JOB 1 =
Repeat word for word the stretch of the Isham biography from "Susannah Isham (1767-1849)" through "Baronet of Lamport.".

DOCUMENT =
========

Sir Justinian Isham IV (8 July 1740 – 1 April 1818) was the 7th Baronet of Lamport and served in 1776 as High Sheriff of Northamptonshire.

Early life and education

Justinian Isham IV was born probably at Oxford, to Euseby Isham, the Vice-Chancellor of Oxford University and his wife Elizabeth (Mary) Panting. He was educated at John Roysse's Free School in Abingdon, (now Abingdon School) and later was honorary Master of Arts and Bachelor of Laws at Lincoln College, Oxford.

Baronetcy
He succeeded in 1772 to the baronetcy of Lamport and Lamport Hall on the death of his uncle Sir Edmund Isham. He then served in 1776 as High Sheriff of Northamptonshire. On 18 February 1793, he was appointed a deputy lieutenant of Northamptonshire, and died at the age of 77 years. A painting of him by an unknown artist hangs at Lamport Hall.

Sir Justinian was married on 9 September 1766 to Susannah Barrett (1744-1823), the daughter of Henry Barrett. They had several children including those who follow.

 Susannah Isham (1767-1849) married George Purcas Brietzcke (c.1778-1817) of the Secretary of States office for the Northern and Southern Territories. He was the son of Charles Brietzcke (d. 1795), who is known for his diary.
 Sir Justinian Isham (1773-1845) became the 8th Baronet of Lamport.
 Reverend Vere Isham (1774-1845) became Rector of Lamport, Northamptonshire.

========

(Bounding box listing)
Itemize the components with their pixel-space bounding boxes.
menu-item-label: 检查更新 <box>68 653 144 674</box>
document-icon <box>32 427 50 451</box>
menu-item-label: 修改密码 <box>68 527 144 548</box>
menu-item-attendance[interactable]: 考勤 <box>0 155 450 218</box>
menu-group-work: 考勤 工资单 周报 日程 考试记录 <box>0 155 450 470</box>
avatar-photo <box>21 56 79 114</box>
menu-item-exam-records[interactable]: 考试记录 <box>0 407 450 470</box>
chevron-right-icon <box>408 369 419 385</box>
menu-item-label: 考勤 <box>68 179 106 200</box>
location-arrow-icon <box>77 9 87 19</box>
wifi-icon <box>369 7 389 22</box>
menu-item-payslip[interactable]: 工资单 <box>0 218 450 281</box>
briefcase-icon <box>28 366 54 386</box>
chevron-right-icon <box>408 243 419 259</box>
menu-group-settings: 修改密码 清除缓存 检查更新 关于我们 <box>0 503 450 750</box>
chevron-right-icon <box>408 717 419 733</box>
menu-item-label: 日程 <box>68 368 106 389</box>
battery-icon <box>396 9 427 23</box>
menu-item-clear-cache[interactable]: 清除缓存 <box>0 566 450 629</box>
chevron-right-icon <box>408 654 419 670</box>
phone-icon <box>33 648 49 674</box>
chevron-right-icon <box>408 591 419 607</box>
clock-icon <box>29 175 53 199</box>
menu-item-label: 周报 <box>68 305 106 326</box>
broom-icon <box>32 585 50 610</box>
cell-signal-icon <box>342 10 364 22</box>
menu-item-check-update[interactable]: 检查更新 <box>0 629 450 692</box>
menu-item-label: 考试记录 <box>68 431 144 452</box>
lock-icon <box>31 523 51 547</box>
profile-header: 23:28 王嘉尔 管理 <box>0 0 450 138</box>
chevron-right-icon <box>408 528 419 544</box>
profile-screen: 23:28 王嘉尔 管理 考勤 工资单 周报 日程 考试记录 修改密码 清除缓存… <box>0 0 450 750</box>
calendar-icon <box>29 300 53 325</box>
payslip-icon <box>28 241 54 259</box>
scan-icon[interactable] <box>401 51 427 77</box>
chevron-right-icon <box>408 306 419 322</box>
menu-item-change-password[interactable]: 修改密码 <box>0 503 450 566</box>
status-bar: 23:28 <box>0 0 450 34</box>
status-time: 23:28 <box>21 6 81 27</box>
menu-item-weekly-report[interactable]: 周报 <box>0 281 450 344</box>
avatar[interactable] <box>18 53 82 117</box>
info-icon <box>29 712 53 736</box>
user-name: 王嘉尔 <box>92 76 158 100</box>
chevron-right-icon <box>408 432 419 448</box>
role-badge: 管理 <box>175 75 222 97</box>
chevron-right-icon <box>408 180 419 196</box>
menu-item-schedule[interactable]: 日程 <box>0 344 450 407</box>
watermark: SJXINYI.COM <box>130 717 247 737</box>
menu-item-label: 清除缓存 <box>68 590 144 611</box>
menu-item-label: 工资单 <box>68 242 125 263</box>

========

JOB 2 =
Duplicate the listing from its first line through the line containing "menu-item-label: 考勤 <box>68 179 106 200</box>", with both ends included and nothing altered.

CORRECT ANSWER 1 =
Susannah Isham (1767-1849) married George Purcas Brietzcke (c.1778-1817) of the Secretary of States office for the Northern and Southern Territories. He was the son of Charles Brietzcke (d. 1795), who is known for his diary.
 Sir Justinian Isham (1773-1845) became the 8th Baronet of Lamport.

CORRECT ANSWER 2 =
Itemize the components with their pixel-space bounding boxes.
menu-item-label: 检查更新 <box>68 653 144 674</box>
document-icon <box>32 427 50 451</box>
menu-item-label: 修改密码 <box>68 527 144 548</box>
menu-item-attendance[interactable]: 考勤 <box>0 155 450 218</box>
menu-group-work: 考勤 工资单 周报 日程 考试记录 <box>0 155 450 470</box>
avatar-photo <box>21 56 79 114</box>
menu-item-exam-records[interactable]: 考试记录 <box>0 407 450 470</box>
chevron-right-icon <box>408 369 419 385</box>
menu-item-label: 考勤 <box>68 179 106 200</box>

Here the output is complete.